[Dataset entries]
☆ ☆ ☆ ☆ ☆ ☆ ☆
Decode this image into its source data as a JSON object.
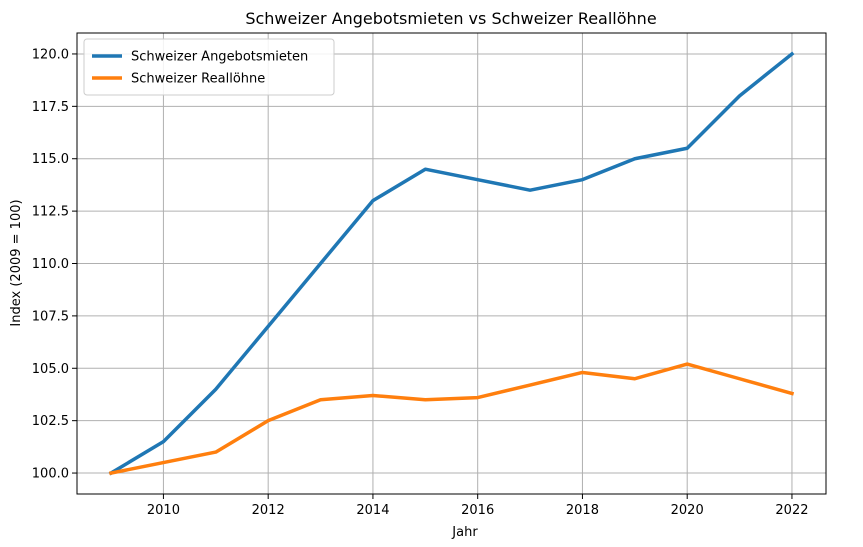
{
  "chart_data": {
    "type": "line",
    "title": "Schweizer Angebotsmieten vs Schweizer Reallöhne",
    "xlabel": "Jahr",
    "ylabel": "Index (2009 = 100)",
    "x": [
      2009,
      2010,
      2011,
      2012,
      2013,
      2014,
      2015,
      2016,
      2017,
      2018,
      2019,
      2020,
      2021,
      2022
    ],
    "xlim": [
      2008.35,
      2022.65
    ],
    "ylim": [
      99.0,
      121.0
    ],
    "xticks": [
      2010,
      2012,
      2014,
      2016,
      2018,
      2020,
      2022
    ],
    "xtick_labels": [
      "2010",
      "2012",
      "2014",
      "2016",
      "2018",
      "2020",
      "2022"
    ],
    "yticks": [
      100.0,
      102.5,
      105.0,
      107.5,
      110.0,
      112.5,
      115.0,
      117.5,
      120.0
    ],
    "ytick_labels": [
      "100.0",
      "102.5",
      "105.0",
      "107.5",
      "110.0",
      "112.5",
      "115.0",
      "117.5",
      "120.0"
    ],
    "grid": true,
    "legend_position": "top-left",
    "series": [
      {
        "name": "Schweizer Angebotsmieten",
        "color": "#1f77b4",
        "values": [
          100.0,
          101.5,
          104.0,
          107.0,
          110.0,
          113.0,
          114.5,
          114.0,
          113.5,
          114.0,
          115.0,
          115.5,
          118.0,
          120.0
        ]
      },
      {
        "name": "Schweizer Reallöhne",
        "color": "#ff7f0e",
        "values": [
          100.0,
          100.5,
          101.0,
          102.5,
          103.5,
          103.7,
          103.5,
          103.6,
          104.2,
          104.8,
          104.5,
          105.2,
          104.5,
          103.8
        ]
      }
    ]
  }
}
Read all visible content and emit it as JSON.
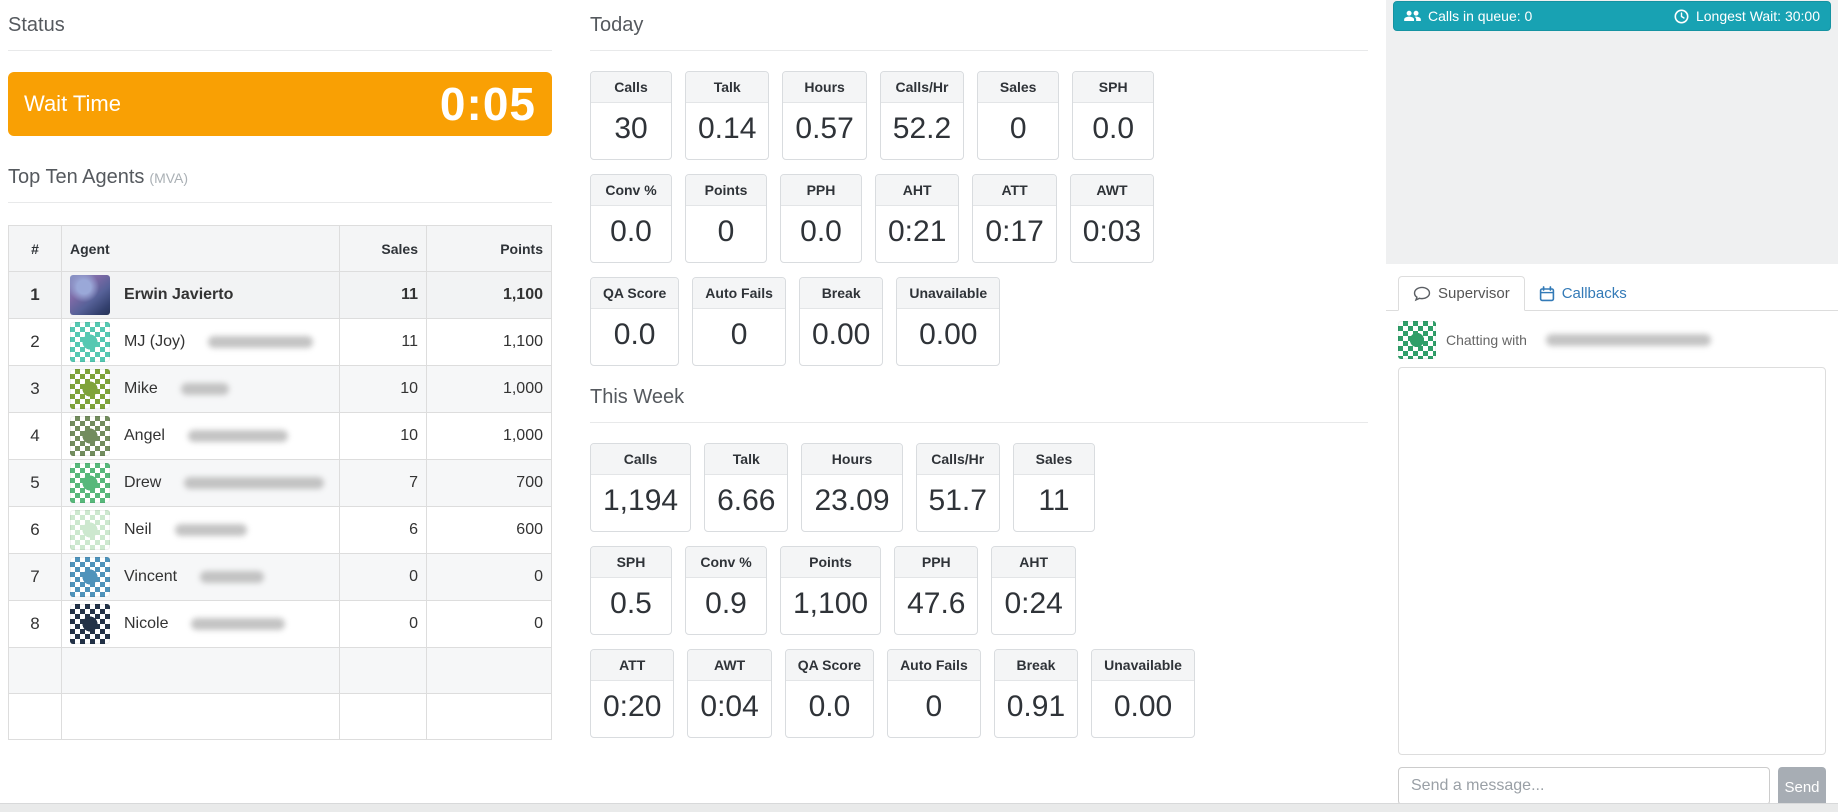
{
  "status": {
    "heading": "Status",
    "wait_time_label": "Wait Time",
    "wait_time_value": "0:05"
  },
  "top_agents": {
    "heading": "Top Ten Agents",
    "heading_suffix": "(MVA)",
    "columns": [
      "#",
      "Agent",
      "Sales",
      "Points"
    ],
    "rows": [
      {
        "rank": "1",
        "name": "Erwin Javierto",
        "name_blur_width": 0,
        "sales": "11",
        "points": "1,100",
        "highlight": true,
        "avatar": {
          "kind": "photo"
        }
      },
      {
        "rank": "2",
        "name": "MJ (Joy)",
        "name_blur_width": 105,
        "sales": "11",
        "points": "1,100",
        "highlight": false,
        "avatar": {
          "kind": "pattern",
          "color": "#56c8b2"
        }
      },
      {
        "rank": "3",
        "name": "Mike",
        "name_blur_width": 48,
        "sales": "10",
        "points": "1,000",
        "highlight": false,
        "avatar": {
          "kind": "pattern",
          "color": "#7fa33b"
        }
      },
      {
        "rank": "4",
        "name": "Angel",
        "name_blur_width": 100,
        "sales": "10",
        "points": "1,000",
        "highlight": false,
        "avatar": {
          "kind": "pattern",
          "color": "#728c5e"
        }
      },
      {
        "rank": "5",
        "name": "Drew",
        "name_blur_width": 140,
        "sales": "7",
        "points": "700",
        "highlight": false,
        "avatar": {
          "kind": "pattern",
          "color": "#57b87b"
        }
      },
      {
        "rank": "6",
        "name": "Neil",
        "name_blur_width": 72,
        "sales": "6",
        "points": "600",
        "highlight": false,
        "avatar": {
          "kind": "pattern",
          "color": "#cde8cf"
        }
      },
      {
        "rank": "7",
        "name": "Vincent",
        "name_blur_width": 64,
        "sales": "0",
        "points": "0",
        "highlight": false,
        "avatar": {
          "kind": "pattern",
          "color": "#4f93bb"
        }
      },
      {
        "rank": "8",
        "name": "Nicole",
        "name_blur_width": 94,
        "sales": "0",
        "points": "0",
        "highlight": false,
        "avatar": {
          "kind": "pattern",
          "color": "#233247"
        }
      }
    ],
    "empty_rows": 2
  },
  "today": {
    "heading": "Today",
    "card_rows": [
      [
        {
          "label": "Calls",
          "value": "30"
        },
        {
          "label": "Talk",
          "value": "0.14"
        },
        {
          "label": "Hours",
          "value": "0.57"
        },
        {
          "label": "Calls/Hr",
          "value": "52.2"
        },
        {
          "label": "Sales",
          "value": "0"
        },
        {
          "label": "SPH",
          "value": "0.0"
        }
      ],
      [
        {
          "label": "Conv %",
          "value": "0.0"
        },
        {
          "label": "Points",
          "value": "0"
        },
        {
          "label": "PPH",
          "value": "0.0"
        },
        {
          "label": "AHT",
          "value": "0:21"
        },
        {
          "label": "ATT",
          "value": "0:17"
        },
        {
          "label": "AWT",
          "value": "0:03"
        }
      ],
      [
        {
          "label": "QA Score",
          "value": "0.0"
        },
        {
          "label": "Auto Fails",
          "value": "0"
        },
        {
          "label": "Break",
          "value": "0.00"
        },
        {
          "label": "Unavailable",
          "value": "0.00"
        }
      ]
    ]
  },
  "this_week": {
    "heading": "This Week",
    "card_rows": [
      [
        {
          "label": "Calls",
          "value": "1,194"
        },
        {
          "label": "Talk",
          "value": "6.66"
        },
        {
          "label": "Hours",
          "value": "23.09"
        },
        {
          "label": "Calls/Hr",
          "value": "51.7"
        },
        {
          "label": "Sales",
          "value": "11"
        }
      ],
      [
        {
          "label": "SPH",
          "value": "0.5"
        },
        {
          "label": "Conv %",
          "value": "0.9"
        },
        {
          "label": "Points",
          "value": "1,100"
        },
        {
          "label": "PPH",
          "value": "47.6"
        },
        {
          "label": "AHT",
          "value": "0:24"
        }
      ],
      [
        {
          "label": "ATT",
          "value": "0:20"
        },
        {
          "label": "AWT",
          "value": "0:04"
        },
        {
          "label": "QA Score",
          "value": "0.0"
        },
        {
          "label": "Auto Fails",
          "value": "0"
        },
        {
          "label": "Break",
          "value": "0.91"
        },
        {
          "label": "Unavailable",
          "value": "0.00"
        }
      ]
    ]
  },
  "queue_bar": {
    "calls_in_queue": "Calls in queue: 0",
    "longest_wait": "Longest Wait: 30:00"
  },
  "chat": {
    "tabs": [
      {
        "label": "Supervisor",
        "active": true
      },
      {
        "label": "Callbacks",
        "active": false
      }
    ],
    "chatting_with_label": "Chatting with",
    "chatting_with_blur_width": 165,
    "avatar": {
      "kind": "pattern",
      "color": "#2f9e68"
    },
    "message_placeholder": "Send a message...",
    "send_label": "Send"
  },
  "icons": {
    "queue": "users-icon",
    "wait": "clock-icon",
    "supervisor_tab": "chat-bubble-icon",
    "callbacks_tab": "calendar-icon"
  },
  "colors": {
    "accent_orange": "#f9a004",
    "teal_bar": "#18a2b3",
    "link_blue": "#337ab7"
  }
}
☆ ☆ ☆ ☆ ☆ ☆ ☆
What is being asked: Write out the material above once more, exactly as it reads, with no pictures.

Answer:
Decode this image into its source data as a JSON object.
{
  "chart_data": {
    "type": "line",
    "title": "Schweizer Angebotsmieten vs Schweizer Reallöhne",
    "xlabel": "Jahr",
    "ylabel": "Index (2009 = 100)",
    "x": [
      2009,
      2010,
      2011,
      2012,
      2013,
      2014,
      2015,
      2016,
      2017,
      2018,
      2019,
      2020,
      2021,
      2022
    ],
    "xlim": [
      2008.35,
      2022.65
    ],
    "ylim": [
      99.0,
      121.0
    ],
    "xticks": [
      2010,
      2012,
      2014,
      2016,
      2018,
      2020,
      2022
    ],
    "xtick_labels": [
      "2010",
      "2012",
      "2014",
      "2016",
      "2018",
      "2020",
      "2022"
    ],
    "yticks": [
      100.0,
      102.5,
      105.0,
      107.5,
      110.0,
      112.5,
      115.0,
      117.5,
      120.0
    ],
    "ytick_labels": [
      "100.0",
      "102.5",
      "105.0",
      "107.5",
      "110.0",
      "112.5",
      "115.0",
      "117.5",
      "120.0"
    ],
    "grid": true,
    "legend_position": "top-left",
    "series": [
      {
        "name": "Schweizer Angebotsmieten",
        "color": "#1f77b4",
        "values": [
          100.0,
          101.5,
          104.0,
          107.0,
          110.0,
          113.0,
          114.5,
          114.0,
          113.5,
          114.0,
          115.0,
          115.5,
          118.0,
          120.0
        ]
      },
      {
        "name": "Schweizer Reallöhne",
        "color": "#ff7f0e",
        "values": [
          100.0,
          100.5,
          101.0,
          102.5,
          103.5,
          103.7,
          103.5,
          103.6,
          104.2,
          104.8,
          104.5,
          105.2,
          104.5,
          103.8
        ]
      }
    ]
  }
}
Read all visible content and emit it as JSON.
{
  "status": {
    "heading": "Status",
    "wait_time_label": "Wait Time",
    "wait_time_value": "0:05"
  },
  "top_agents": {
    "heading": "Top Ten Agents",
    "heading_suffix": "(MVA)",
    "columns": [
      "#",
      "Agent",
      "Sales",
      "Points"
    ],
    "rows": [
      {
        "rank": "1",
        "name": "Erwin Javierto",
        "name_blur_width": 0,
        "sales": "11",
        "points": "1,100",
        "highlight": true,
        "avatar": {
          "kind": "photo"
        }
      },
      {
        "rank": "2",
        "name": "MJ (Joy)",
        "name_blur_width": 105,
        "sales": "11",
        "points": "1,100",
        "highlight": false,
        "avatar": {
          "kind": "pattern",
          "color": "#56c8b2"
        }
      },
      {
        "rank": "3",
        "name": "Mike",
        "name_blur_width": 48,
        "sales": "10",
        "points": "1,000",
        "highlight": false,
        "avatar": {
          "kind": "pattern",
          "color": "#7fa33b"
        }
      },
      {
        "rank": "4",
        "name": "Angel",
        "name_blur_width": 100,
        "sales": "10",
        "points": "1,000",
        "highlight": false,
        "avatar": {
          "kind": "pattern",
          "color": "#728c5e"
        }
      },
      {
        "rank": "5",
        "name": "Drew",
        "name_blur_width": 140,
        "sales": "7",
        "points": "700",
        "highlight": false,
        "avatar": {
          "kind": "pattern",
          "color": "#57b87b"
        }
      },
      {
        "rank": "6",
        "name": "Neil",
        "name_blur_width": 72,
        "sales": "6",
        "points": "600",
        "highlight": false,
        "avatar": {
          "kind": "pattern",
          "color": "#cde8cf"
        }
      },
      {
        "rank": "7",
        "name": "Vincent",
        "name_blur_width": 64,
        "sales": "0",
        "points": "0",
        "highlight": false,
        "avatar": {
          "kind": "pattern",
          "color": "#4f93bb"
        }
      },
      {
        "rank": "8",
        "name": "Nicole",
        "name_blur_width": 94,
        "sales": "0",
        "points": "0",
        "highlight": false,
        "avatar": {
          "kind": "pattern",
          "color": "#233247"
        }
      }
    ],
    "empty_rows": 2
  },
  "today": {
    "heading": "Today",
    "card_rows": [
      [
        {
          "label": "Calls",
          "value": "30"
        },
        {
          "label": "Talk",
          "value": "0.14"
        },
        {
          "label": "Hours",
          "value": "0.57"
        },
        {
          "label": "Calls/Hr",
          "value": "52.2"
        },
        {
          "label": "Sales",
          "value": "0"
        },
        {
          "label": "SPH",
          "value": "0.0"
        }
      ],
      [
        {
          "label": "Conv %",
          "value": "0.0"
        },
        {
          "label": "Points",
          "value": "0"
        },
        {
          "label": "PPH",
          "value": "0.0"
        },
        {
          "label": "AHT",
          "value": "0:21"
        },
        {
          "label": "ATT",
          "value": "0:17"
        },
        {
          "label": "AWT",
          "value": "0:03"
        }
      ],
      [
        {
          "label": "QA Score",
          "value": "0.0"
        },
        {
          "label": "Auto Fails",
          "value": "0"
        },
        {
          "label": "Break",
          "value": "0.00"
        },
        {
          "label": "Unavailable",
          "value": "0.00"
        }
      ]
    ]
  },
  "this_week": {
    "heading": "This Week",
    "card_rows": [
      [
        {
          "label": "Calls",
          "value": "1,194"
        },
        {
          "label": "Talk",
          "value": "6.66"
        },
        {
          "label": "Hours",
          "value": "23.09"
        },
        {
          "label": "Calls/Hr",
          "value": "51.7"
        },
        {
          "label": "Sales",
          "value": "11"
        }
      ],
      [
        {
          "label": "SPH",
          "value": "0.5"
        },
        {
          "label": "Conv %",
          "value": "0.9"
        },
        {
          "label": "Points",
          "value": "1,100"
        },
        {
          "label": "PPH",
          "value": "47.6"
        },
        {
          "label": "AHT",
          "value": "0:24"
        }
      ],
      [
        {
          "label": "ATT",
          "value": "0:20"
        },
        {
          "label": "AWT",
          "value": "0:04"
        },
        {
          "label": "QA Score",
          "value": "0.0"
        },
        {
          "label": "Auto Fails",
          "value": "0"
        },
        {
          "label": "Break",
          "value": "0.91"
        },
        {
          "label": "Unavailable",
          "value": "0.00"
        }
      ]
    ]
  },
  "queue_bar": {
    "calls_in_queue": "Calls in queue: 0",
    "longest_wait": "Longest Wait: 30:00"
  },
  "chat": {
    "tabs": [
      {
        "label": "Supervisor",
        "active": true
      },
      {
        "label": "Callbacks",
        "active": false
      }
    ],
    "chatting_with_label": "Chatting with",
    "chatting_with_blur_width": 165,
    "avatar": {
      "kind": "pattern",
      "color": "#2f9e68"
    },
    "message_placeholder": "Send a message...",
    "send_label": "Send"
  },
  "icons": {
    "queue": "users-icon",
    "wait": "clock-icon",
    "supervisor_tab": "chat-bubble-icon",
    "callbacks_tab": "calendar-icon"
  },
  "colors": {
    "accent_orange": "#f9a004",
    "teal_bar": "#18a2b3",
    "link_blue": "#337ab7"
  }
}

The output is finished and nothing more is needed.